TAREFAS -
- 1) Reproduza do texto sobre o Sistema de Entrada-Saída o trecho que vai de "Apesar de reconhecerem" até "destinos turísticos populares.".
- 2) No texto sobre o Sistema de Entrada-Saída, quantos pontos de fronteira existem e quantos deles são apontados como críticos?

TEXTO FORNECIDO -
+--

A União Europeia (UE) rejeitou a suspensão total da implementação do novo Sistema de Entrada-Saída (EES na sigla em inglês) no controlo de fronteiras nos portos e aeroportos.
Apesar de reconhecerem que o sistema “não é perfeito”, as autoridades da UE defendem que a suspensão total “não é necessária” e “não é possível”, de acordo com o “The Guardian”.
O sistema, que controla a entrada e saída de pessoas do Espaço Schengen, com recolha de dados biométricos, tem provocado longas filas em aeroportos de vários países, incluindo Portugal. De acordo com as autoridades da UE citadas pelo jornal britânico, dos 1.500 pontos de fronteira, existem apenas “20 pontos críticos”.
No entanto, associações representantes de companhias aéreas e de aeroportos têm vindo a solicitar a suspensão do novo sistema EES até ao próximo Verão, por receios de filas caóticas em aeroportos de destinos turísticos populares.
As autoridades da UE citadas pelo “The Guardian” defendem que é impossível manter o sistema aberto em alguns países e não noutros, porque levaria à “infeliz situação” de ter “viajantes retidos nos postos fronteiriços”. Um passageiro que entrasse no Espaço Schengen através de uma fronteira onde os novos controlos estivessem operacionais, mas saísse através de uma fronteira onde não estivessem, poderia enfrentar problemas.
A implementação do sistema entrou em vigor em Outubro de 2025, mas os Estados-Membros, inicialmente, tinham a opção de suspender o sistema enquanto a tecnologia e a logística da recolha das impressões digitais dos passageiros eram testadas.
As novas regulamentações do EES permitem suspender temporariamente o sistema caso as filas se tornem incontroláveis, mas esta opção deverá terminar em Setembro.

+--

MATERIAL FORNECIDO -
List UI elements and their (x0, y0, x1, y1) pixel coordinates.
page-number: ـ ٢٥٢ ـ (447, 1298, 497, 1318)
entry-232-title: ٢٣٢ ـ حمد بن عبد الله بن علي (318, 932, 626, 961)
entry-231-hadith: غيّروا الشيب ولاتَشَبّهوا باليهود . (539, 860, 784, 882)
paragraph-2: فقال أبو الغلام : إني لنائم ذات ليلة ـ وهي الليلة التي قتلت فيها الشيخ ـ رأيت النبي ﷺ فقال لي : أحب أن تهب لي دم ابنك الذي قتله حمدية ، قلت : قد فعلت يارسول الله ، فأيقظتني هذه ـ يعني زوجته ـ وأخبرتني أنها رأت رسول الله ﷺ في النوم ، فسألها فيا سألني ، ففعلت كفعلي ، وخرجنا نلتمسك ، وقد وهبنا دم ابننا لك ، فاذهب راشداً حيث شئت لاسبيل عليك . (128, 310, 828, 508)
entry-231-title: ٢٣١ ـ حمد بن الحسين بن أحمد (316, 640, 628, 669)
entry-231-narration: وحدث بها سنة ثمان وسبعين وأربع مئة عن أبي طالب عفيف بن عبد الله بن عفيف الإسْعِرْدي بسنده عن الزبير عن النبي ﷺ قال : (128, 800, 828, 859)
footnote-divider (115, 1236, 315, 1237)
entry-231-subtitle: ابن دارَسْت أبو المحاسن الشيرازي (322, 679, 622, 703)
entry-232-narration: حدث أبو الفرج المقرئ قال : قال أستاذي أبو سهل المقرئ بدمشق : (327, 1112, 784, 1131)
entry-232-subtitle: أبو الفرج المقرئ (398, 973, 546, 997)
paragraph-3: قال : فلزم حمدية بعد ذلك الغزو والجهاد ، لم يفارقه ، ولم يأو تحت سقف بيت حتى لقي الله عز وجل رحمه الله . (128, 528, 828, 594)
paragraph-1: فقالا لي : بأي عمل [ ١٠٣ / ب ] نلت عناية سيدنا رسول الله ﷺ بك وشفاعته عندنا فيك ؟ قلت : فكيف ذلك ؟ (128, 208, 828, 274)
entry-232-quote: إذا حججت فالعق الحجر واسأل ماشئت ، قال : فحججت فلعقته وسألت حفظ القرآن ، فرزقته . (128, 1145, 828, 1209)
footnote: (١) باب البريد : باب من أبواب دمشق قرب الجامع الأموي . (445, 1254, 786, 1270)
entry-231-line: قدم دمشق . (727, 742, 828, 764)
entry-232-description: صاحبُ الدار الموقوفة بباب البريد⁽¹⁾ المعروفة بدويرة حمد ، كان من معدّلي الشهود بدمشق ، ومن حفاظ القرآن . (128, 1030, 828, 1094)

+--

RESPOSTAS POR TAREFA -
- 1)
Apesar de reconhecerem que o sistema “não é perfeito”, as autoridades da UE defendem que a suspensão total “não é necessária” e “não é possível”, de acordo com o “The Guardian”.
O sistema, que controla a entrada e saída de pessoas do Espaço Schengen, com recolha de dados biométricos, tem provocado longas filas em aeroportos de vários países, incluindo Portugal. De acordo com as autoridades da UE citadas pelo jornal britânico, dos 1.500 pontos de fronteira, existem apenas “20 pontos críticos”.
No entanto, associações representantes de companhias aéreas e de aeroportos têm vindo a solicitar a suspensão do novo sistema EES até ao próximo Verão, por receios de filas caóticas em aeroportos de destinos turísticos populares.

- 2) Existem 1.500 pontos de fronteira, dos quais apenas 20 são pontos críticos.